> EXERCISE TASK
Every line holding the string "ions" should be gathered.

> PROVIDED ENTRIES
---

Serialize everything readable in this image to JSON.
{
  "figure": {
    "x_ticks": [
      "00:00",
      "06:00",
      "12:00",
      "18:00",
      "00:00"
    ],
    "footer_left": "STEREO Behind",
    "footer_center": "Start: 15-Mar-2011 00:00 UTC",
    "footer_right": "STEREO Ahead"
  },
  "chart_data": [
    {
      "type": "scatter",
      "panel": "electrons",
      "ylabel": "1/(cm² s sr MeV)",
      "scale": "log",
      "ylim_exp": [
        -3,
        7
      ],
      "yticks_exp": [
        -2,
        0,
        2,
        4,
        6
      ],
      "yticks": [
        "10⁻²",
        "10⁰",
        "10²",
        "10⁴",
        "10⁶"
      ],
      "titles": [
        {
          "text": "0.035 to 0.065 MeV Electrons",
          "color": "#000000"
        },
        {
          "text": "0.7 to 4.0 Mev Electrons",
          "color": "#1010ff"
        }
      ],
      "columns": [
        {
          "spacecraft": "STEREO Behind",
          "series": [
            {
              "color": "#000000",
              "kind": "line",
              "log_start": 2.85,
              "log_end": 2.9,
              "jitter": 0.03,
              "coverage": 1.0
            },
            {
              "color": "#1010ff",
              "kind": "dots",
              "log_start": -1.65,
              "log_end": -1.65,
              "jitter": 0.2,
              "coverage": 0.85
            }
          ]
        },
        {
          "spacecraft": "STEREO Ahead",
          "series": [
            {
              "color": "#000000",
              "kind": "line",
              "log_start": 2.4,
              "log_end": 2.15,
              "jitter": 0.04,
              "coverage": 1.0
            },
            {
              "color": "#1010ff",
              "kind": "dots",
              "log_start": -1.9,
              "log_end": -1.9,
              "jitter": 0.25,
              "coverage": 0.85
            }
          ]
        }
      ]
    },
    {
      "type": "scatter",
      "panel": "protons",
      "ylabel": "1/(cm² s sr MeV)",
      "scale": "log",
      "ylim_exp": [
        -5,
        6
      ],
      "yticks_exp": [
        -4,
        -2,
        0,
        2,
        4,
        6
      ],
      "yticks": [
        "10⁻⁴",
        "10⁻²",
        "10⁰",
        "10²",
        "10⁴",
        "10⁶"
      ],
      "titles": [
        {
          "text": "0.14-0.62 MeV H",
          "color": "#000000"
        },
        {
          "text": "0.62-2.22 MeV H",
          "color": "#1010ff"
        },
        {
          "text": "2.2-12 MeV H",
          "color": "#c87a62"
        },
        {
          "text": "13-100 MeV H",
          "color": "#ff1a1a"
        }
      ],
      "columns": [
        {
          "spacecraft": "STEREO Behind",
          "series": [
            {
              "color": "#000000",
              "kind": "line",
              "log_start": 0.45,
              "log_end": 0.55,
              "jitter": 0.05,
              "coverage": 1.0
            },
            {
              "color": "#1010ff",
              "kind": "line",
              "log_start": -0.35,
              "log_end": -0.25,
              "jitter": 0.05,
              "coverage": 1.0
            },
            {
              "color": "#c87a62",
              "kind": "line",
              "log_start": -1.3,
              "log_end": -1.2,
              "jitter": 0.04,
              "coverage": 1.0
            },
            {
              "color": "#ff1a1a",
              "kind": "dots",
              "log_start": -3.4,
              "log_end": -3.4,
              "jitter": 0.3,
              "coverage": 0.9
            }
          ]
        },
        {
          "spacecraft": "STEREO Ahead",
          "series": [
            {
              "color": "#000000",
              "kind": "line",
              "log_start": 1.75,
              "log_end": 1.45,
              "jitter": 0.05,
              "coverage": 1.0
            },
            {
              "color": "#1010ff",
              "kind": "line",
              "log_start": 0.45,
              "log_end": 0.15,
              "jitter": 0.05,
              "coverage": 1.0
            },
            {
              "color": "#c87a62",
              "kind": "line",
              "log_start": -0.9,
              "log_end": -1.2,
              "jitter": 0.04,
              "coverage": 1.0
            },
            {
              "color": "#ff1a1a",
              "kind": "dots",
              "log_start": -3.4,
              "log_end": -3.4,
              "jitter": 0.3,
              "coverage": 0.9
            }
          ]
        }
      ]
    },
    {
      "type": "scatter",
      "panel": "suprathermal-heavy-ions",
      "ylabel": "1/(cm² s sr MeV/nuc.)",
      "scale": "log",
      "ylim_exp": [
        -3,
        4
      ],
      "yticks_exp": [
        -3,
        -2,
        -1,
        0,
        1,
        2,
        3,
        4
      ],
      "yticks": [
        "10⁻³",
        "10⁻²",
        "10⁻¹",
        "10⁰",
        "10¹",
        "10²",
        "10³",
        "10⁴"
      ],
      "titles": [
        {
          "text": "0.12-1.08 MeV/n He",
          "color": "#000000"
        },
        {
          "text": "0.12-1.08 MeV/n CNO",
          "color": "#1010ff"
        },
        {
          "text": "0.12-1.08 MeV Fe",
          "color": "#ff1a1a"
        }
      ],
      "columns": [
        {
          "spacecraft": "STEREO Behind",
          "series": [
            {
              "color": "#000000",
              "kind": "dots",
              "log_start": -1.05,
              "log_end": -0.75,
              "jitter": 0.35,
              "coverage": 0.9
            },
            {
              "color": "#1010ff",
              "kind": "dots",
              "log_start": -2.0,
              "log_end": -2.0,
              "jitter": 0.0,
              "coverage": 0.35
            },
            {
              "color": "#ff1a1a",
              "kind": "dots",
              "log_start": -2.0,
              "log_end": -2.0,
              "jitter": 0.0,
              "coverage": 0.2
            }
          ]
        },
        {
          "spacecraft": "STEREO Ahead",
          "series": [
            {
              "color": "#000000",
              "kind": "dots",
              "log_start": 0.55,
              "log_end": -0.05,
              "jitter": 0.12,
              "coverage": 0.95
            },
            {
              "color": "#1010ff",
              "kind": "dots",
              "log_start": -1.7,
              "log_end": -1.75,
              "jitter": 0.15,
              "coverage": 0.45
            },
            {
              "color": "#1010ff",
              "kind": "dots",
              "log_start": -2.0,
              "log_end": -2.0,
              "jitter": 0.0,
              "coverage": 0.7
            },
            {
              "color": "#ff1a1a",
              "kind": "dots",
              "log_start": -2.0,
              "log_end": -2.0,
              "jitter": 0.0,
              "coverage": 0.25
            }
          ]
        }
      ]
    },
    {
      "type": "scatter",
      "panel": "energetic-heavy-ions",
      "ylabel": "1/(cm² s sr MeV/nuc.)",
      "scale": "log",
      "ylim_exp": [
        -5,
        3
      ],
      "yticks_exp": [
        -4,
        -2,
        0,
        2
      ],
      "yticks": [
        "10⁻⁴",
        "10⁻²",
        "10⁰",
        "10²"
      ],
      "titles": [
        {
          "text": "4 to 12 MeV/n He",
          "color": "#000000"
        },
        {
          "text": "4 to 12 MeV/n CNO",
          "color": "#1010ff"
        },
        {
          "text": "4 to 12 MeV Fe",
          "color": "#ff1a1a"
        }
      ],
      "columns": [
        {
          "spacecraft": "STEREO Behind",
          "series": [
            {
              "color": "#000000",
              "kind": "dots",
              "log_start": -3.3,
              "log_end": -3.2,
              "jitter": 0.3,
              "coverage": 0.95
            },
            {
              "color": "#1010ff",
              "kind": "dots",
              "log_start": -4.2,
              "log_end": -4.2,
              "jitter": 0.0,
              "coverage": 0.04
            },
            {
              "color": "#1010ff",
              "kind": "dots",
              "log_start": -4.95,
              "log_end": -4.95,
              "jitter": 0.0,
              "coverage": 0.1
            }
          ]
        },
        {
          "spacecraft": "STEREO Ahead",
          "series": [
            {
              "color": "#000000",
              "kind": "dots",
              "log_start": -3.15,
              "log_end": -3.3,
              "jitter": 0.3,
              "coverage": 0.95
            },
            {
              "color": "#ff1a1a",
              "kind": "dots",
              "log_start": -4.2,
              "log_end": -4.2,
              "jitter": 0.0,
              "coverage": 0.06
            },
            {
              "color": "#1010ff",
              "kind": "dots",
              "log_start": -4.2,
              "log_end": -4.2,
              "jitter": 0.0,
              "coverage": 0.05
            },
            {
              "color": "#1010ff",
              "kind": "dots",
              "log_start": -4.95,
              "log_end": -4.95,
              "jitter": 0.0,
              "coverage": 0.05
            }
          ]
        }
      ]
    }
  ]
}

---

> RESULT
      "panel": "suprathermal-heavy-ions",
      "panel": "energetic-heavy-ions",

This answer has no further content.